QUOTED PASSAGE.
Better product selection through JQuery
Easy-to-drop-in navigation to improve user experience and conversion in online stores.
Conversion - it seems - is a simple equation. A number of visitors (X) check out your products; a percentage (Y) find products they like; and - for a percentage of those (Z) - the price and trust and delivery is attractive enough that they buy.
X multiplied by Y multiplied by Z = conversions.
While it's possible to increase X through ad spend and marketing, or increase Z by slashing prices, it's that middle value that's often overlooked and - potentially - the cheapest and most effective improvement that you can make to your site. If users can't find products they like, they're never going to become buyers. And the improvements you make can work across everything you sell and for all of time.
The online shopping experience is - by and large - a pretty templated and standardised affair: browse products, click products, buy products. Most online store systems offer this out of the box and few people take time to question or change it. Which is the first great lost opportunity.
Take laptops or mobile phones as an example.
I probably have a pretty good idea of what I need (in terms of spec and features) but the only way that I can find out whether a product has these is to click through and read the spec lists. Then I start scrawling notes and models. Then I can shortlist.
Surely we can build something better and a little more user-centred?
What I really want is a way to interactively filter and browse. 'Show me android phones'. 'Now show only phones with a physical keyboard'. Ok... there's not too much choice there... also show me phones with screens big enough to comfortably type on...'
You get the idea.

WORK TO BE COMPLETED. Write the next portion of the article on product selection through jQuery, picking up after its final line.

DATA RECORDS.
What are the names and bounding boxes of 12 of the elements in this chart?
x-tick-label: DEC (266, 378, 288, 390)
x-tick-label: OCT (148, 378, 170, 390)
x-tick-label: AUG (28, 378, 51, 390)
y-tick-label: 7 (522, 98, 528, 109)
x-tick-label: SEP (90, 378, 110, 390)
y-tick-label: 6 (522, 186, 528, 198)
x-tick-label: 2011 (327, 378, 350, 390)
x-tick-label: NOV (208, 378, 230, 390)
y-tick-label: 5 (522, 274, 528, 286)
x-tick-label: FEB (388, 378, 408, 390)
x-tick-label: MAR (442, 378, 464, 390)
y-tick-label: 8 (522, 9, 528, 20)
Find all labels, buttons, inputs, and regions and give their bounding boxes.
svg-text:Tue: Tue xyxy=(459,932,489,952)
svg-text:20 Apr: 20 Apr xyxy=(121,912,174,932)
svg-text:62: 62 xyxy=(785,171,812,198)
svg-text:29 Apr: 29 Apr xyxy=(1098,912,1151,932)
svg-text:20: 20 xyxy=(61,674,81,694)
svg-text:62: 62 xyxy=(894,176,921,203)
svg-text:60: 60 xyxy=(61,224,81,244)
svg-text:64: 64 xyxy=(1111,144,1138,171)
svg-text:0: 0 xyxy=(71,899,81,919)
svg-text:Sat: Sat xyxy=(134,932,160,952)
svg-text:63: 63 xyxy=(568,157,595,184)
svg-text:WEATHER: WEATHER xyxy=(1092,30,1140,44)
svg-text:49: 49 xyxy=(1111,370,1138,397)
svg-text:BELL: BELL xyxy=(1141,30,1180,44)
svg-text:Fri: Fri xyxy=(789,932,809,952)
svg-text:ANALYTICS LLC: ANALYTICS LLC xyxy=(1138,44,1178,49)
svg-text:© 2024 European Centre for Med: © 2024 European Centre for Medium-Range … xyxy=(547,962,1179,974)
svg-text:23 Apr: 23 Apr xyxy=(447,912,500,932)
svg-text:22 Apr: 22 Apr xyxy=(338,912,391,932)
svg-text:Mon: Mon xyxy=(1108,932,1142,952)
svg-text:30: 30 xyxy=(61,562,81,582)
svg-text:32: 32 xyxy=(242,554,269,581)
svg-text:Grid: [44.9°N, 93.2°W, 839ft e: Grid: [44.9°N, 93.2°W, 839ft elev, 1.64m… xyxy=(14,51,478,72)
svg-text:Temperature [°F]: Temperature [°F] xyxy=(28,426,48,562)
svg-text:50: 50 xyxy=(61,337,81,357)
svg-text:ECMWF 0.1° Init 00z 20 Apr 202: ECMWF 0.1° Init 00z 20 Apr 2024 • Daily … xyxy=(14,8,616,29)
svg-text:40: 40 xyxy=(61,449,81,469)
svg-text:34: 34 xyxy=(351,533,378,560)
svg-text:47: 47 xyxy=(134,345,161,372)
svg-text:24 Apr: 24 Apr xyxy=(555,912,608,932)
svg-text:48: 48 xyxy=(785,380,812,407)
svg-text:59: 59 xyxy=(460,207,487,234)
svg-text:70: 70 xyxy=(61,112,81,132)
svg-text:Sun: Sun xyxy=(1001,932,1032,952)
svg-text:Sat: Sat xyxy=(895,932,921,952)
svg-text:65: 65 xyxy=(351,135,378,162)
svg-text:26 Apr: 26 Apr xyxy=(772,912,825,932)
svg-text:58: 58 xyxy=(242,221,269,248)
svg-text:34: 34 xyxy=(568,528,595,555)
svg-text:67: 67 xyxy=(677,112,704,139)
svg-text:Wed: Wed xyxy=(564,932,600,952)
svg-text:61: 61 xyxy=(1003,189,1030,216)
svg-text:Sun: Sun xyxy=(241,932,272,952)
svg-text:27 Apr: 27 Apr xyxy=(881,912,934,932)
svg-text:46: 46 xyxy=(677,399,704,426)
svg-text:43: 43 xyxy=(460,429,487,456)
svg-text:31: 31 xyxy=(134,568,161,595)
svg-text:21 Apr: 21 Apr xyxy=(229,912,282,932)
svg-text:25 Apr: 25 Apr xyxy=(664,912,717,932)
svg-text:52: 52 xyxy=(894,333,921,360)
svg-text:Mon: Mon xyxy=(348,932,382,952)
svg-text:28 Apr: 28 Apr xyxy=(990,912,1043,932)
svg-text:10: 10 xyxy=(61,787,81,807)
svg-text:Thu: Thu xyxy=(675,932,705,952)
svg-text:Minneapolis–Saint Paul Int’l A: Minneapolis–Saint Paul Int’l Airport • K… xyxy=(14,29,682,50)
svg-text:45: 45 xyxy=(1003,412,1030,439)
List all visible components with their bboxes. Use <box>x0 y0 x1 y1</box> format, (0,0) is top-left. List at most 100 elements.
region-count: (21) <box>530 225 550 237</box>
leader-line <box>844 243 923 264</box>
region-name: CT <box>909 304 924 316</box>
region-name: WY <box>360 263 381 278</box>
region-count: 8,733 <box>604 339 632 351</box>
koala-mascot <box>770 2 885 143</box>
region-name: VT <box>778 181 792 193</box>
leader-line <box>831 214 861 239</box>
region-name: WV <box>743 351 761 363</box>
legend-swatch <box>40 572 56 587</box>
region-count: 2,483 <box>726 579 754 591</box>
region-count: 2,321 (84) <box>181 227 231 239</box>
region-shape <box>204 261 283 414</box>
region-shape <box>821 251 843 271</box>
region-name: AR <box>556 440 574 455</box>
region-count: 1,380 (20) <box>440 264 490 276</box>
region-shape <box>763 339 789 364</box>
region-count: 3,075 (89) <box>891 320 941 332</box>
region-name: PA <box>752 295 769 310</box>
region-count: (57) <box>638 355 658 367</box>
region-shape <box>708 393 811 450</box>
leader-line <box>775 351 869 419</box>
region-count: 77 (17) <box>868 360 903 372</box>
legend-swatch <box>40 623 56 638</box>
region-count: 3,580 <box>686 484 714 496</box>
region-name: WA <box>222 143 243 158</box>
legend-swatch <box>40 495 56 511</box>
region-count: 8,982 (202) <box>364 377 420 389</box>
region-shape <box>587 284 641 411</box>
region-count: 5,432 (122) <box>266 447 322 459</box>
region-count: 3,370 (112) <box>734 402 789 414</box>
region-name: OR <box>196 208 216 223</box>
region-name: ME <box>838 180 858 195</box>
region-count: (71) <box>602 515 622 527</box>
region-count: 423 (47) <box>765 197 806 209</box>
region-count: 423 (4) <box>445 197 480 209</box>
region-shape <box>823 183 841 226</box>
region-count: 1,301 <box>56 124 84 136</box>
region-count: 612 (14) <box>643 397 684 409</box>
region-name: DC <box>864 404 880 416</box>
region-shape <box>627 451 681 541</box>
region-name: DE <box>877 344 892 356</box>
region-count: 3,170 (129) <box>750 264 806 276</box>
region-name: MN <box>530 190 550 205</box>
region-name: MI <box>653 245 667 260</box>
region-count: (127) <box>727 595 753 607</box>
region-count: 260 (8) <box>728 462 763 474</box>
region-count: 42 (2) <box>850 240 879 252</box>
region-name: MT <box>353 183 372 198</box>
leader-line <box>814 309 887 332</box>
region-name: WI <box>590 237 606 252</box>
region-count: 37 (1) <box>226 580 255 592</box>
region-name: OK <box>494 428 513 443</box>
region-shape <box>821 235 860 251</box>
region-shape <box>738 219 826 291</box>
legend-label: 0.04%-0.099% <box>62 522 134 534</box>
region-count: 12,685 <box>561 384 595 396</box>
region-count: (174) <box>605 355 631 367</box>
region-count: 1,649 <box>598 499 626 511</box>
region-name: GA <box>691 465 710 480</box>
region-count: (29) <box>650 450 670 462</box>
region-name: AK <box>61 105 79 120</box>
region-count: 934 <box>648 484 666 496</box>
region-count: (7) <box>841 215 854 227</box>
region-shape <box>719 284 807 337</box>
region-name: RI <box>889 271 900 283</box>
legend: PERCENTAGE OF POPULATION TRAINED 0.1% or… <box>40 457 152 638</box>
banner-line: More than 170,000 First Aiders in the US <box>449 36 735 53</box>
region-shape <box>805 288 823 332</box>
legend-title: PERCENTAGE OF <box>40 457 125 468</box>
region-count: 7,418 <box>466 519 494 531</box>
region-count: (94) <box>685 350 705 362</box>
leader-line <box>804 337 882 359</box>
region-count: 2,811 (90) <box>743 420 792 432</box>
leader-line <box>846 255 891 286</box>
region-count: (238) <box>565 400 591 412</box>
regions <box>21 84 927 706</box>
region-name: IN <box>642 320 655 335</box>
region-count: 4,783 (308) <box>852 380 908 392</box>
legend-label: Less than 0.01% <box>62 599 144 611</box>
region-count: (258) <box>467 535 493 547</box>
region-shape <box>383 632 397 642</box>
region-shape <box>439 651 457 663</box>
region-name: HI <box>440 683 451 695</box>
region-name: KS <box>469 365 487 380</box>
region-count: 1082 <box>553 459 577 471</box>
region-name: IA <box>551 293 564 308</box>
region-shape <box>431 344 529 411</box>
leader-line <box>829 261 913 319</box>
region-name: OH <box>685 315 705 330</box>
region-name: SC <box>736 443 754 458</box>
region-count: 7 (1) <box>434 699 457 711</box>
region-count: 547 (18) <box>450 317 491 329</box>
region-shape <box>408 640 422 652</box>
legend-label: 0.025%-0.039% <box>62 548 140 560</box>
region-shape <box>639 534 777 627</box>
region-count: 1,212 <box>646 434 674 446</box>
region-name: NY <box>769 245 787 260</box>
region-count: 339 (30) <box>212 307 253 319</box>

ANSWER SECTION.
I sculpt my requirements to quickly drill down to a shortlist that works. Then I'm a click away from purchasing. No researching, no scrawling. Think Amazon meets Minority Report.
Phonefinder (click to view) is a quick and dirty proof of principle of this.
It's a combination of JQuery and Quicksand for animation, together with some custom javascript for filtering.
In order to drop easily into existing sites, it uses tags to select products. These can either be added to products as a text field or generated automatically (using product attributes or taxonomies). The idea is that it should be possible to drop the filtering mechanism alongside your existing products and have it just work.
It's far from perfect.
- A lot of the checkboxes could be replaced with sliders to select ranges.
- The checkboxes could be automatically generated to ensure that the only options available are ones that exist in the product list.
- The product thumbnails could include front, side and rear views.
- Product information could be held in a pop-up panel so that users don't have to leave their search to check details.
- It could use a 'sort-by' option
But, it's a step in the right direction. And one that I'm itching to try on a live site.